Only the number is wanted: how many lines contain "ژمارە"?

********

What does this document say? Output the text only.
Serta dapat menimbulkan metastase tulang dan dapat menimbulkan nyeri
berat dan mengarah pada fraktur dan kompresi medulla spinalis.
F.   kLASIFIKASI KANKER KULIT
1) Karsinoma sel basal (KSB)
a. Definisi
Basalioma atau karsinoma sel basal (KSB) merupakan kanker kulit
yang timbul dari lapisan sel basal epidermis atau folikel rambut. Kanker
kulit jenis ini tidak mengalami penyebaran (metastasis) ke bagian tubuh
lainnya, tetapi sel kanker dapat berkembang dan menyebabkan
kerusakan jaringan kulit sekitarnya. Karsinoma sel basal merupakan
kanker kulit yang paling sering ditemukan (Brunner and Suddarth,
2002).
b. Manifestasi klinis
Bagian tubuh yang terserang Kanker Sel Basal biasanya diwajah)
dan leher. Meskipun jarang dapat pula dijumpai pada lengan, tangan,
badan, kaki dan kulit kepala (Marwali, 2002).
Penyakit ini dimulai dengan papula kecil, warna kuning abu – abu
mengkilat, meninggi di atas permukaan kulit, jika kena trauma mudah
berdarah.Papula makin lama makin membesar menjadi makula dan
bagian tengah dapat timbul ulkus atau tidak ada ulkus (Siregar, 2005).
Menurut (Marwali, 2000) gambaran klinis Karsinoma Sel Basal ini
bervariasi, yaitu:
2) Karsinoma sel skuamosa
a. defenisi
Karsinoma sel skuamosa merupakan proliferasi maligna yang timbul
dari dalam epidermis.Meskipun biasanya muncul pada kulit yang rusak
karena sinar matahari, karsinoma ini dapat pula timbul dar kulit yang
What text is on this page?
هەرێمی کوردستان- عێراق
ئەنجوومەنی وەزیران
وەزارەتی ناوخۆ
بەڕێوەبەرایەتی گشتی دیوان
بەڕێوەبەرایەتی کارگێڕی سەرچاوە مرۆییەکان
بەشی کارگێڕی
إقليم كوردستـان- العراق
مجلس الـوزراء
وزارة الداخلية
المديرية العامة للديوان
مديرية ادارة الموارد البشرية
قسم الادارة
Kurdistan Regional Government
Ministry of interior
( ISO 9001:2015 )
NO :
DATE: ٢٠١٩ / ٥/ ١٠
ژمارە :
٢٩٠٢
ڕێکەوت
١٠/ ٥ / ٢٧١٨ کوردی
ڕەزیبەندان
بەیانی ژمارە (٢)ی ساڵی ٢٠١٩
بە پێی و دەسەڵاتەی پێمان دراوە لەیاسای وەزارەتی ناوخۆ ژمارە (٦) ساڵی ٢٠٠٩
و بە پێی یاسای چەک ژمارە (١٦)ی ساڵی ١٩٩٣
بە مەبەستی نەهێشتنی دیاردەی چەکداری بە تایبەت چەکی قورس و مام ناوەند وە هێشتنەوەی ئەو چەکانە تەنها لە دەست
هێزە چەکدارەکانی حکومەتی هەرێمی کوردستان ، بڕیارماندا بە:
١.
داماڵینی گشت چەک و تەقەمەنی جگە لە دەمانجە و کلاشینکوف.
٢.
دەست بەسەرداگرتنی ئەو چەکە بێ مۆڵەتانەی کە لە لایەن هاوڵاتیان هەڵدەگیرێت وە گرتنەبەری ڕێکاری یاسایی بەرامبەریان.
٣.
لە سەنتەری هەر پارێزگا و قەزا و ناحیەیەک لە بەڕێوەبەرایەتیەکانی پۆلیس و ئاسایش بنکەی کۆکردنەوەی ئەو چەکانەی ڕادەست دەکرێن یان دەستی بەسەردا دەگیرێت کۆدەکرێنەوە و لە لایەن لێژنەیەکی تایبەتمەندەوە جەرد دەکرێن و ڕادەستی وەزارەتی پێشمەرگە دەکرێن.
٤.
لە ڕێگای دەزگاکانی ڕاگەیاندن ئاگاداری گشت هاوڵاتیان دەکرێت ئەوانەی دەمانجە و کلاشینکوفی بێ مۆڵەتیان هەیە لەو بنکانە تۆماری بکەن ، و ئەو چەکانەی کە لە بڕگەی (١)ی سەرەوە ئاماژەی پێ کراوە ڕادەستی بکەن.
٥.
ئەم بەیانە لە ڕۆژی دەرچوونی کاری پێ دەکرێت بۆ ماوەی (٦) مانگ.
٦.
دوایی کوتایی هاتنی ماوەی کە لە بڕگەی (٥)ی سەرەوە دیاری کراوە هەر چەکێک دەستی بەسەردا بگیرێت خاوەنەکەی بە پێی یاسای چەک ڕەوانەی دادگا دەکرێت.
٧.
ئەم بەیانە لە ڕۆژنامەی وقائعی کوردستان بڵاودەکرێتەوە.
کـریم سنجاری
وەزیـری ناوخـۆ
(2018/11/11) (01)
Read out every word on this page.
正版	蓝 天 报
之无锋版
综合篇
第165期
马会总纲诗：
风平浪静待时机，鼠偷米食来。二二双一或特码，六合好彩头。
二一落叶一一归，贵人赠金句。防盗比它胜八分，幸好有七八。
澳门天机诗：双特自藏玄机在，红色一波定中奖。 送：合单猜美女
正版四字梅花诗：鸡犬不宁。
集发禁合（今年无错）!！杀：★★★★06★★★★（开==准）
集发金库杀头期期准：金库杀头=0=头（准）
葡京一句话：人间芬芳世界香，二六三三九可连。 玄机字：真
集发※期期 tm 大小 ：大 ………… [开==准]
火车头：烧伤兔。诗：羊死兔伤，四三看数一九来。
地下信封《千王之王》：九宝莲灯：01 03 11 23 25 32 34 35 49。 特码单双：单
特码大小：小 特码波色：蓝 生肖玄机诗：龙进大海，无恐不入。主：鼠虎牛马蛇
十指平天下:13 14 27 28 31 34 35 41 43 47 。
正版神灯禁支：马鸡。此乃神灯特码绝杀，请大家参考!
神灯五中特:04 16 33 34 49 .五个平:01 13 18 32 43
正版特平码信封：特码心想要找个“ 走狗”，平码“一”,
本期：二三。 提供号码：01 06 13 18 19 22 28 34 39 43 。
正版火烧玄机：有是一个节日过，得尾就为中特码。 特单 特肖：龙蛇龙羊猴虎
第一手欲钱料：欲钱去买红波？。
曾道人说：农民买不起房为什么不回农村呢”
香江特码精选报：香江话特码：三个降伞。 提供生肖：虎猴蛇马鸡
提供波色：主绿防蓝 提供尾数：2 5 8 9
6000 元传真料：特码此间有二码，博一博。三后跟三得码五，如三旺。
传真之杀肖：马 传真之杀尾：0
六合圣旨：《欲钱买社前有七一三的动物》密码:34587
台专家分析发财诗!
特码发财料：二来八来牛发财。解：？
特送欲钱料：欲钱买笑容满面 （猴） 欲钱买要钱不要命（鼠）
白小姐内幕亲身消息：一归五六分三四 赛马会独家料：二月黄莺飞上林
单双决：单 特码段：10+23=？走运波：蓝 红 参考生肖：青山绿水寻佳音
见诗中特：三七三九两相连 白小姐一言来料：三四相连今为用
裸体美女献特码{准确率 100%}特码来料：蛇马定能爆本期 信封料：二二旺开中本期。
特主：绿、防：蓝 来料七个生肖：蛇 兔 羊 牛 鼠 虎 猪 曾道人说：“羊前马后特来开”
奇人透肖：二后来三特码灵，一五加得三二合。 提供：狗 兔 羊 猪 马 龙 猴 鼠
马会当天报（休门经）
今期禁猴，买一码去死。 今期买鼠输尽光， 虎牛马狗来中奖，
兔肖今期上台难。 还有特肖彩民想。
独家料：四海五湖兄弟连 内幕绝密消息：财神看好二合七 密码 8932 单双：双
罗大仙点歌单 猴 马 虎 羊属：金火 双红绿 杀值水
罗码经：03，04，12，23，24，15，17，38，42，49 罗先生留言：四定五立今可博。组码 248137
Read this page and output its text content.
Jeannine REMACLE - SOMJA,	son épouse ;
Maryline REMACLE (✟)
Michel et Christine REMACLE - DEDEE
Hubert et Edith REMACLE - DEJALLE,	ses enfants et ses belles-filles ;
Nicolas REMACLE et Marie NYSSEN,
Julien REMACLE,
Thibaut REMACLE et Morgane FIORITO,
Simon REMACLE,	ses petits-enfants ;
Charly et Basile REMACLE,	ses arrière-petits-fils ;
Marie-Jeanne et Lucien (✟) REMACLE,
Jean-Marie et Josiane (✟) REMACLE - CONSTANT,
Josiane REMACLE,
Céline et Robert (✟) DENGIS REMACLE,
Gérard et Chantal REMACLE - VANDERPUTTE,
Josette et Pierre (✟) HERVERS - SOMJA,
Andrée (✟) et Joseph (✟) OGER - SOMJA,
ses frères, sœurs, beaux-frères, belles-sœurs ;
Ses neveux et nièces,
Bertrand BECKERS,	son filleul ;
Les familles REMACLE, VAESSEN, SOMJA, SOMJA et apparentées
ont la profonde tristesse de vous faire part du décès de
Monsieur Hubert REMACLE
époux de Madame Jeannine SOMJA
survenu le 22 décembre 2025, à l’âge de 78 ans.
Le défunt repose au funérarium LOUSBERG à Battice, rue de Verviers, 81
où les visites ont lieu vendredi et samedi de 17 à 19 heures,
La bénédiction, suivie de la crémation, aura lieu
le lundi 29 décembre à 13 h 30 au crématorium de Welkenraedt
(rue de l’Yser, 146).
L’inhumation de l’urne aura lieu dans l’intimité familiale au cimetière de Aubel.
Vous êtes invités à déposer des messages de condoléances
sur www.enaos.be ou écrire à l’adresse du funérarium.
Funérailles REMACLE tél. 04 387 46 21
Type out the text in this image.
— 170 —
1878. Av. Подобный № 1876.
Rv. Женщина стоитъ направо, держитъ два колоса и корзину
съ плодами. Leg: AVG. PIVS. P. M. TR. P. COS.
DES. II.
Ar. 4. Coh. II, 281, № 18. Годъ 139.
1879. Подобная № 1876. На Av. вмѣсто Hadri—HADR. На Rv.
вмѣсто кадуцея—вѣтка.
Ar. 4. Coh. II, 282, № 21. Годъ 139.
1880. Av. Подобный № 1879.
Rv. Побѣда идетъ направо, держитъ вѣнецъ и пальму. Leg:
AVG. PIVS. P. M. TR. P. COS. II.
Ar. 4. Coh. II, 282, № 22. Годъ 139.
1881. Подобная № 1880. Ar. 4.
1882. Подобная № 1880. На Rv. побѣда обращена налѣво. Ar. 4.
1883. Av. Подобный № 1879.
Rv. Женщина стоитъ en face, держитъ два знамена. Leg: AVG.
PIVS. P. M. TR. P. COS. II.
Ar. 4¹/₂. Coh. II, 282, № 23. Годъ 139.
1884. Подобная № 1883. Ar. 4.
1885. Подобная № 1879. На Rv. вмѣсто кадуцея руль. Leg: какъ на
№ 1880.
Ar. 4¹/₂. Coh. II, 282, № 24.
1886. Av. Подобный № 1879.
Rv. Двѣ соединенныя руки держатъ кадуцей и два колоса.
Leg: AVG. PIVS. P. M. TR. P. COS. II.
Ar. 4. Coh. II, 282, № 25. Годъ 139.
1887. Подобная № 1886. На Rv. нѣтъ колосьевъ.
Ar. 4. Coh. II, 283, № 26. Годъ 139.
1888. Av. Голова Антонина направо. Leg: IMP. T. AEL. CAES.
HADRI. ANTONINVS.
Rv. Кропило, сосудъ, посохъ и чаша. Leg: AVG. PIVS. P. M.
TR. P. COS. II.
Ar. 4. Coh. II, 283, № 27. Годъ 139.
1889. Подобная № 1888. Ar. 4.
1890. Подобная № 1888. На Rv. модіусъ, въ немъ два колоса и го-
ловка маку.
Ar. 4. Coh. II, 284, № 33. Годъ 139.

********

### Task output
4